- **Objective**
Every record must be repeated exactly; omit any pictures they contain.
##### Material supplied
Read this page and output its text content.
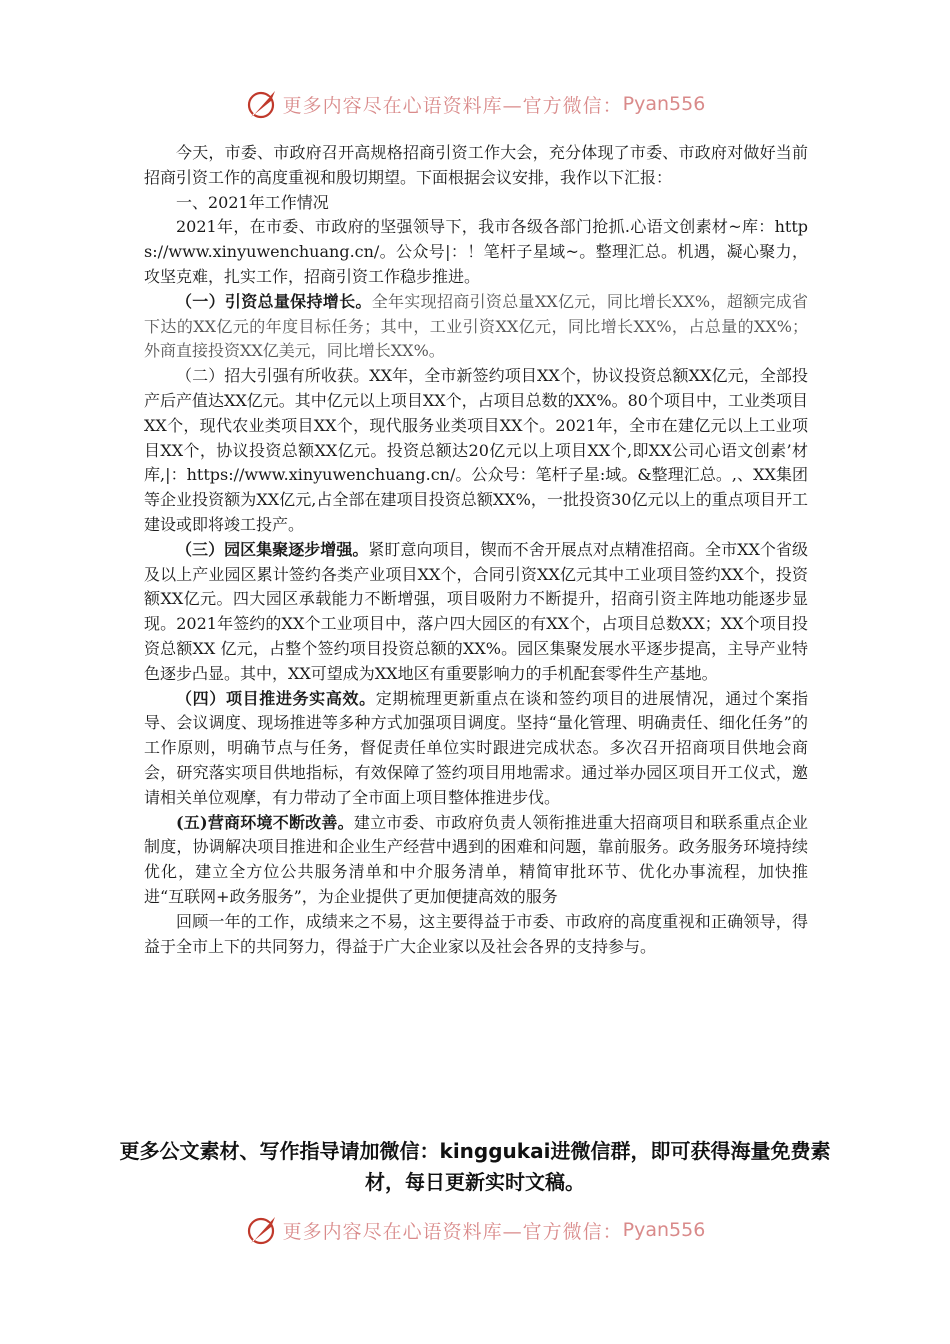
更多内容尽在心语资料库—官方微信： Pyan556

今天，市委、市政府召开高规格招商引资工作大会，充分体现了市委、市政府对做好当前招商引资工作的高度重视和殷切期望。下面根据会议安排，我作以下汇报：

一、2021年工作情况

2021年，在市委、市政府的坚强领导下，我市各级各部门抢抓.心语文创素材~库：https://www.xinyuwenchuang.cn/。公众号|：！笔杆子星域~。整理汇总。机遇，凝心聚力，攻坚克难，扎实工作，招商引资工作稳步推进。

（一）引资总量保持增长。全年实现招商引资总量XX亿元，同比增长XX%，超额完成省下达的XX亿元的年度目标任务；其中，工业引资XX亿元，同比增长XX%，占总量的XX%；外商直接投资XX亿美元，同比增长XX%。

（二）招大引强有所收获。XX年，全市新签约项目XX个，协议投资总额XX亿元，全部投产后产值达XX亿元。其中亿元以上项目XX个，占项目总数的XX%。80个项目中，工业类项目XX个，现代农业类项目XX个，现代服务业类项目XX个。2021年，全市在建亿元以上工业项目XX个，协议投资总额XX亿元。投资总额达20亿元以上项目XX个,即XX公司心语文创素’材库,|：https://www.xinyuwenchuang.cn/。公众号：笔杆子星:域。&整理汇总。,、XX集团等企业投资额为XX亿元,占全部在建项目投资总额XX%，一批投资30亿元以上的重点项目开工建设或即将竣工投产。

（三）园区集聚逐步增强。紧盯意向项目，锲而不舍开展点对点精准招商。全市XX个省级及以上产业园区累计签约各类产业项目XX个，合同引资XX亿元其中工业项目签约XX个，投资额XX亿元。四大园区承载能力不断增强，项目吸附力不断提升，招商引资主阵地功能逐步显现。2021年签约的XX个工业项目中，落户四大园区的有XX个，占项目总数XX；XX个项目投资总额XX 亿元，占整个签约项目投资总额的XX%。园区集聚发展水平逐步提高，主导产业特色逐步凸显。其中，XX可望成为XX地区有重要影响力的手机配套零件生产基地。

（四）项目推进务实高效。定期梳理更新重点在谈和签约项目的进展情况，通过个案指导、会议调度、现场推进等多种方式加强项目调度。坚持“量化管理、明确责任、细化任务”的工作原则，明确节点与任务，督促责任单位实时跟进完成状态。多次召开招商项目供地会商会，研究落实项目供地指标，有效保障了签约项目用地需求。通过举办园区项目开工仪式，邀请相关单位观摩，有力带动了全市面上项目整体推进步伐。

(五)营商环境不断改善。建立市委、市政府负责人领衔推进重大招商项目和联系重点企业制度，协调解决项目推进和企业生产经营中遇到的困难和问题，靠前服务。政务服务环境持续优化，建立全方位公共服务清单和中介服务清单，精简审批环节、优化办事流程，加快推进“互联网+政务服务”，为企业提供了更加便捷高效的服务

回顾一年的工作，成绩来之不易，这主要得益于市委、市政府的高度重视和正确领导，得益于全市上下的共同努力，得益于广大企业家以及社会各界的支持参与。

更多公文素材、写作指导请加微信：kinggukai进微信群，即可获得海量免费素材，每日更新实时文稿。
更多内容尽在心语资料库—官方微信： Pyan556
##########
- **Answer for this exercise**
Read this page and output its text content.
更多内容尽在心语资料库—官方微信： Pyan556

今天，市委、市政府召开高规格招商引资工作大会，充分体现了市委、市政府对做好当前招商引资工作的高度重视和殷切期望。下面根据会议安排，我作以下汇报：

一、2021年工作情况

2021年，在市委、市政府的坚强领导下，我市各级各部门抢抓.心语文创素材~库：https://www.xinyuwenchuang.cn/。公众号|：！笔杆子星域~。整理汇总。机遇，凝心聚力，攻坚克难，扎实工作，招商引资工作稳步推进。

（一）引资总量保持增长。全年实现招商引资总量XX亿元，同比增长XX%，超额完成省下达的XX亿元的年度目标任务；其中，工业引资XX亿元，同比增长XX%，占总量的XX%；外商直接投资XX亿美元，同比增长XX%。

（二）招大引强有所收获。XX年，全市新签约项目XX个，协议投资总额XX亿元，全部投产后产值达XX亿元。其中亿元以上项目XX个，占项目总数的XX%。80个项目中，工业类项目XX个，现代农业类项目XX个，现代服务业类项目XX个。2021年，全市在建亿元以上工业项目XX个，协议投资总额XX亿元。投资总额达20亿元以上项目XX个,即XX公司心语文创素’材库,|：https://www.xinyuwenchuang.cn/。公众号：笔杆子星:域。&整理汇总。,、XX集团等企业投资额为XX亿元,占全部在建项目投资总额XX%，一批投资30亿元以上的重点项目开工建设或即将竣工投产。

（三）园区集聚逐步增强。紧盯意向项目，锲而不舍开展点对点精准招商。全市XX个省级及以上产业园区累计签约各类产业项目XX个，合同引资XX亿元其中工业项目签约XX个，投资额XX亿元。四大园区承载能力不断增强，项目吸附力不断提升，招商引资主阵地功能逐步显现。2021年签约的XX个工业项目中，落户四大园区的有XX个，占项目总数XX；XX个项目投资总额XX 亿元，占整个签约项目投资总额的XX%。园区集聚发展水平逐步提高，主导产业特色逐步凸显。其中，XX可望成为XX地区有重要影响力的手机配套零件生产基地。

（四）项目推进务实高效。定期梳理更新重点在谈和签约项目的进展情况，通过个案指导、会议调度、现场推进等多种方式加强项目调度。坚持“量化管理、明确责任、细化任务”的工作原则，明确节点与任务，督促责任单位实时跟进完成状态。多次召开招商项目供地会商会，研究落实项目供地指标，有效保障了签约项目用地需求。通过举办园区项目开工仪式，邀请相关单位观摩，有力带动了全市面上项目整体推进步伐。

(五)营商环境不断改善。建立市委、市政府负责人领衔推进重大招商项目和联系重点企业制度，协调解决项目推进和企业生产经营中遇到的困难和问题，靠前服务。政务服务环境持续优化，建立全方位公共服务清单和中介服务清单，精简审批环节、优化办事流程，加快推进“互联网+政务服务”，为企业提供了更加便捷高效的服务

回顾一年的工作，成绩来之不易，这主要得益于市委、市政府的高度重视和正确领导，得益于全市上下的共同努力，得益于广大企业家以及社会各界的支持参与。

更多公文素材、写作指导请加微信：kinggukai进微信群，即可获得海量免费素材，每日更新实时文稿。
更多内容尽在心语资料库—官方微信： Pyan556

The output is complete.